WHAT IS REQUIRED: Note how many lines hold "public" and report that number by itself.

Collected data:
==========

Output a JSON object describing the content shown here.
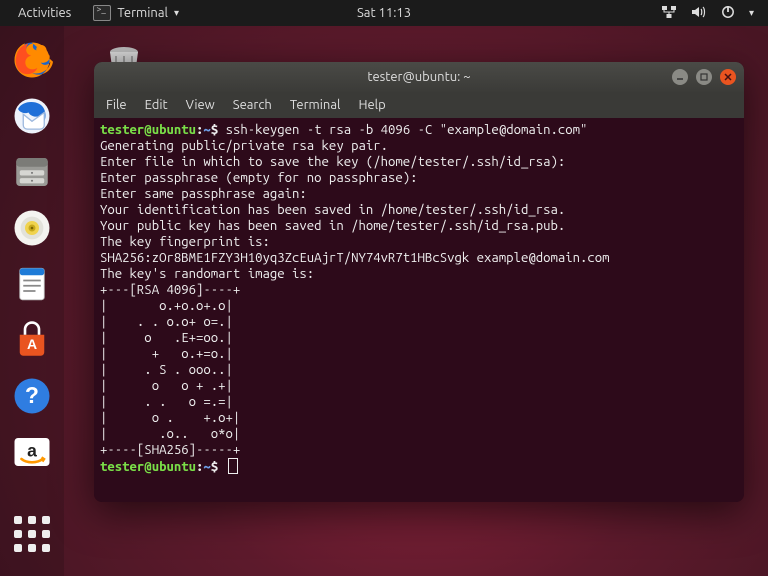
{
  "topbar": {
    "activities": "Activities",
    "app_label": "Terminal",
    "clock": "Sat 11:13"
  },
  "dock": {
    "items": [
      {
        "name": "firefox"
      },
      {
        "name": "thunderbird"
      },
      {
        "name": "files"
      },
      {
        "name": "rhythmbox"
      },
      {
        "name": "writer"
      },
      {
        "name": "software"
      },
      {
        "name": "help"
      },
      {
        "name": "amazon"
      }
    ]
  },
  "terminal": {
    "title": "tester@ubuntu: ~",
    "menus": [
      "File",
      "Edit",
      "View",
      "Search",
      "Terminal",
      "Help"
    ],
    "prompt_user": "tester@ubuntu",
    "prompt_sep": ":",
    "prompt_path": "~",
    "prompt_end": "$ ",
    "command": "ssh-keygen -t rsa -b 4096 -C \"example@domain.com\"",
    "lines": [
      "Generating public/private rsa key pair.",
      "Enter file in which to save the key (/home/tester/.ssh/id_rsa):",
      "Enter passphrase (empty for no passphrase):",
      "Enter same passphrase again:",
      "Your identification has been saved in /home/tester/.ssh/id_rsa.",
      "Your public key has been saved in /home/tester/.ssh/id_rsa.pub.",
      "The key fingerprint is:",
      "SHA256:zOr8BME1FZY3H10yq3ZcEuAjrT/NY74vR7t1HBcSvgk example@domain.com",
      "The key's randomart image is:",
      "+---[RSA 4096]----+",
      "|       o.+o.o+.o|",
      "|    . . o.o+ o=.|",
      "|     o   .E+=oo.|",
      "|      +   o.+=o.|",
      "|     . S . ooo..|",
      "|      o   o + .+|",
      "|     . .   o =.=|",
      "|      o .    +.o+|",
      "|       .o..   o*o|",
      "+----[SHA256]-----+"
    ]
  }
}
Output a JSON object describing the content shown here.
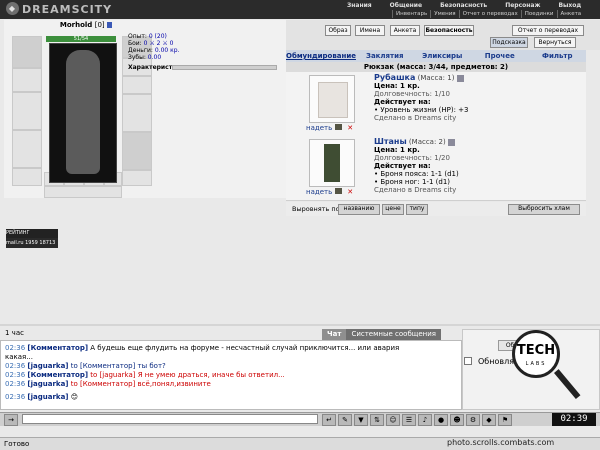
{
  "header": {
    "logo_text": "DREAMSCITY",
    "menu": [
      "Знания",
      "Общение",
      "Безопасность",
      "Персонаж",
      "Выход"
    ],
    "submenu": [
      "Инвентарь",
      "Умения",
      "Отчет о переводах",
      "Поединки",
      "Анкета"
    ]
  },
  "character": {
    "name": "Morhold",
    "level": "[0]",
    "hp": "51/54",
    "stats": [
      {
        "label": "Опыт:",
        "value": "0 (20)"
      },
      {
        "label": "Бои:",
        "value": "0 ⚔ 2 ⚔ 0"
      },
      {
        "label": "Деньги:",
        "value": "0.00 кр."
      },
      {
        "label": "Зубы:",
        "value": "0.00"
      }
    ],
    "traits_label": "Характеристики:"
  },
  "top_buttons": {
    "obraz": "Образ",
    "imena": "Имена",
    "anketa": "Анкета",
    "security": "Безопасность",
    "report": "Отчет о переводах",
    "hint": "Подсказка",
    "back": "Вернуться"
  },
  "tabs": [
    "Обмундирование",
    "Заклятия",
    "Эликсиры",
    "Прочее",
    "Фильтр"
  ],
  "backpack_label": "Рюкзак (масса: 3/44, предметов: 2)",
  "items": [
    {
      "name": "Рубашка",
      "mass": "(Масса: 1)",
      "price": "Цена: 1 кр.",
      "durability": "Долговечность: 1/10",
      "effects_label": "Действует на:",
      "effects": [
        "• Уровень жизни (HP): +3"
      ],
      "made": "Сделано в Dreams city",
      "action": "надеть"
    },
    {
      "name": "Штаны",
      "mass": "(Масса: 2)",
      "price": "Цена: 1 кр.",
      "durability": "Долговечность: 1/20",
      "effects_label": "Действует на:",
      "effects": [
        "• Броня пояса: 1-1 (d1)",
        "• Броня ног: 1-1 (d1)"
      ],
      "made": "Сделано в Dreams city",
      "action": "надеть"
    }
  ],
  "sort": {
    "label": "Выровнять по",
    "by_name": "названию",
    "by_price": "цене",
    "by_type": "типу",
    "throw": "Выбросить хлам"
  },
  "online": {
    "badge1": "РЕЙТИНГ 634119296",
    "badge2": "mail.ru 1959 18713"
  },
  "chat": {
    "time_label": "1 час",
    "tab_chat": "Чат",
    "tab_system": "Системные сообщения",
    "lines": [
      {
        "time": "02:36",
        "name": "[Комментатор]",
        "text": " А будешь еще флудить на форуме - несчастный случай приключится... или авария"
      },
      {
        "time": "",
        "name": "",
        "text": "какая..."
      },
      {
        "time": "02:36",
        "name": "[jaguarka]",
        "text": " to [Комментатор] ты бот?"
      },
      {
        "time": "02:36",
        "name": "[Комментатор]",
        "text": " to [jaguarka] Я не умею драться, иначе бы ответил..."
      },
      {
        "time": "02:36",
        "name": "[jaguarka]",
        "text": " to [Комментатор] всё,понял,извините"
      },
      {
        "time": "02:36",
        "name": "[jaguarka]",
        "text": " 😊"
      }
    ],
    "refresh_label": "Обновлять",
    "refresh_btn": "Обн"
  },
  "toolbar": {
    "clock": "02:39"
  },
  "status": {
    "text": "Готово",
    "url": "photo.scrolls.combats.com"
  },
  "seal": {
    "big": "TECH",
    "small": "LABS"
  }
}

==========

WRITTEN RESPONSE: 2